Task prompt — Reproduce the stretch of the material from its beginning through the line containing "address-text: адрес компании", substituting "footer-social-title" for "footer-social-heading" and leaving everything else unchanged.

Entries shown —
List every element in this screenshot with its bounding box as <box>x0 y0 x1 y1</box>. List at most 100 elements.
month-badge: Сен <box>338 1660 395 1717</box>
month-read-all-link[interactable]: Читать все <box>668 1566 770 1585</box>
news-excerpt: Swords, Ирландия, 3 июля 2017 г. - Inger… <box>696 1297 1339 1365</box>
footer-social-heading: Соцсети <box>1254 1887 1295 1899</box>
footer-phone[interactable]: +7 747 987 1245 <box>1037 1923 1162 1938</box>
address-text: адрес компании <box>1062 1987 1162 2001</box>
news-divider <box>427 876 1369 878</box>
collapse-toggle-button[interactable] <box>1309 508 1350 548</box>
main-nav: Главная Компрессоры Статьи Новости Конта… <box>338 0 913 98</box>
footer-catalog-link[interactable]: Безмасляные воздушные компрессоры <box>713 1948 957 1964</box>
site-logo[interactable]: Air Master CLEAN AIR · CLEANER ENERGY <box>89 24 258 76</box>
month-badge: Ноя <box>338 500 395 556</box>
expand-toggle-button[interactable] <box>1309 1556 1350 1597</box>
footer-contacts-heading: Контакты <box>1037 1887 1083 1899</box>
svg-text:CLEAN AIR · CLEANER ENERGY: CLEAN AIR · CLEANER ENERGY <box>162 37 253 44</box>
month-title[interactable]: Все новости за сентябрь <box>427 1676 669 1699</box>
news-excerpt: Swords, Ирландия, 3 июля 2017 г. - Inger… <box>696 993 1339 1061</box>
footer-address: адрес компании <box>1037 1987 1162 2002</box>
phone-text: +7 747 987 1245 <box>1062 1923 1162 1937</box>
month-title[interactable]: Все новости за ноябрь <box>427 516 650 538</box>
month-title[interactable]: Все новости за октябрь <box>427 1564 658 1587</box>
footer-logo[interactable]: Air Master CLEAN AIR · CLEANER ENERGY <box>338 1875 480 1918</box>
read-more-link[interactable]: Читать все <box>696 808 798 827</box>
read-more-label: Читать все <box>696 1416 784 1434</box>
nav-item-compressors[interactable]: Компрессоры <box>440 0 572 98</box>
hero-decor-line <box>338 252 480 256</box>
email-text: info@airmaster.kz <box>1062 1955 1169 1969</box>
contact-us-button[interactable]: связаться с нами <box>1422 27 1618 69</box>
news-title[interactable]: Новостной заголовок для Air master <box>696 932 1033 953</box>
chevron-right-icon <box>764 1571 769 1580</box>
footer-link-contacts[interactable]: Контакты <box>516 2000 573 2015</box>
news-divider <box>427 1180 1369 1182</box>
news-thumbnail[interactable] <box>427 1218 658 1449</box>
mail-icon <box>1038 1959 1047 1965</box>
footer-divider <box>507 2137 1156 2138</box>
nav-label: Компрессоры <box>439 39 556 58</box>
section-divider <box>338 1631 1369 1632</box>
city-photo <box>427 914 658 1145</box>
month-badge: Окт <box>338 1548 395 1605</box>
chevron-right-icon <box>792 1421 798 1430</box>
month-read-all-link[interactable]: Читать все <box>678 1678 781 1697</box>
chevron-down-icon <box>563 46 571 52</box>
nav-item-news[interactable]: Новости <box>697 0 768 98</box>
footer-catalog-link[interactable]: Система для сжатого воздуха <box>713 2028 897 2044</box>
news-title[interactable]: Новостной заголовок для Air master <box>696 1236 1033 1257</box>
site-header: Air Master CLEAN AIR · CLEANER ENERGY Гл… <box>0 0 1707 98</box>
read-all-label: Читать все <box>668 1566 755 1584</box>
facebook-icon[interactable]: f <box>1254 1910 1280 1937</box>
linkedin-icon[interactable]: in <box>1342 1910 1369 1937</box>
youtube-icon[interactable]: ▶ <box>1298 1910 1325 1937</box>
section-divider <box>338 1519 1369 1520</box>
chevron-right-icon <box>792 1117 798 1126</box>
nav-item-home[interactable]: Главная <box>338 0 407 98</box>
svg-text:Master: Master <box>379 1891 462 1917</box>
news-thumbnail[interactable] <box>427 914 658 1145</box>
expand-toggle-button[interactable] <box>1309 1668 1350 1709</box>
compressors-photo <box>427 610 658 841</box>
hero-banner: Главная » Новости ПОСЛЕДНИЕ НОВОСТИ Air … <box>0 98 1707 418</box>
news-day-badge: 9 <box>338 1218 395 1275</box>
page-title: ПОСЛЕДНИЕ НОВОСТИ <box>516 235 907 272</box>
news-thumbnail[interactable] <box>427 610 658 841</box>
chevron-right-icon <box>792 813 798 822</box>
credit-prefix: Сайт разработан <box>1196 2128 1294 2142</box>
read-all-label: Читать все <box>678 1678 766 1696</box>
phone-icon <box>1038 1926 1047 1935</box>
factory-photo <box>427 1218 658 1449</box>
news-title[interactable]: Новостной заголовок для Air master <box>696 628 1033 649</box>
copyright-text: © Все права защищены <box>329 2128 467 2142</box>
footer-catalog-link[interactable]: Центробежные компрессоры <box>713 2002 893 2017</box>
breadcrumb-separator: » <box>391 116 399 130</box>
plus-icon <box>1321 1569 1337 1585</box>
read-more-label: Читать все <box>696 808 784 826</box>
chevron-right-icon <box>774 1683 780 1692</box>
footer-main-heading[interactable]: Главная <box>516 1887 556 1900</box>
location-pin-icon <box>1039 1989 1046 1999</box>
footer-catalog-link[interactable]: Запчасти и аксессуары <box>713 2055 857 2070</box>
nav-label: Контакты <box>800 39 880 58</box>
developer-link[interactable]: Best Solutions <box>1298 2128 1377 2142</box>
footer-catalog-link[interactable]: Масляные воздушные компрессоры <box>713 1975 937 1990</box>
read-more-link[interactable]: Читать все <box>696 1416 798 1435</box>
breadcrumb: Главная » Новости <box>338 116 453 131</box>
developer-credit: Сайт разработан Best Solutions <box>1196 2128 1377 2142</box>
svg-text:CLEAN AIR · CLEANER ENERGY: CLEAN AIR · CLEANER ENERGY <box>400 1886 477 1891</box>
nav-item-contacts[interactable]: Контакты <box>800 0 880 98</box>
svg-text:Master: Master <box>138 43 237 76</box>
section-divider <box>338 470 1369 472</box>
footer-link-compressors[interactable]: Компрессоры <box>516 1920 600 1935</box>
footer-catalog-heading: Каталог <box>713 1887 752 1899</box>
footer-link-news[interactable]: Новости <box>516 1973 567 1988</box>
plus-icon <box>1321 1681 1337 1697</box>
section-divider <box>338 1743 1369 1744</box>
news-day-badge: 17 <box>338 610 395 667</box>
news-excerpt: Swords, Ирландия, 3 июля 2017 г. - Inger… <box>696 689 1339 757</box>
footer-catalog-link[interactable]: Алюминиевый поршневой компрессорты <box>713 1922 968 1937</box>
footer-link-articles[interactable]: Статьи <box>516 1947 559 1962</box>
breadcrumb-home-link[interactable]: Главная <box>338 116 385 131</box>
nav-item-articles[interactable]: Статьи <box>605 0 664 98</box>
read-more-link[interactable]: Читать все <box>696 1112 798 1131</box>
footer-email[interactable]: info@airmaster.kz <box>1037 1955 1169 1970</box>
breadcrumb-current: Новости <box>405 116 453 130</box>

Solved problem —
List every element in this screenshot with its bounding box as <box>x0 y0 x1 y1</box>. List at most 100 elements.
month-badge: Сен <box>338 1660 395 1717</box>
month-read-all-link[interactable]: Читать все <box>668 1566 770 1585</box>
news-excerpt: Swords, Ирландия, 3 июля 2017 г. - Inger… <box>696 1297 1339 1365</box>
footer-social-title: Соцсети <box>1254 1887 1295 1899</box>
footer-phone[interactable]: +7 747 987 1245 <box>1037 1923 1162 1938</box>
address-text: адрес компании <box>1062 1987 1162 2001</box>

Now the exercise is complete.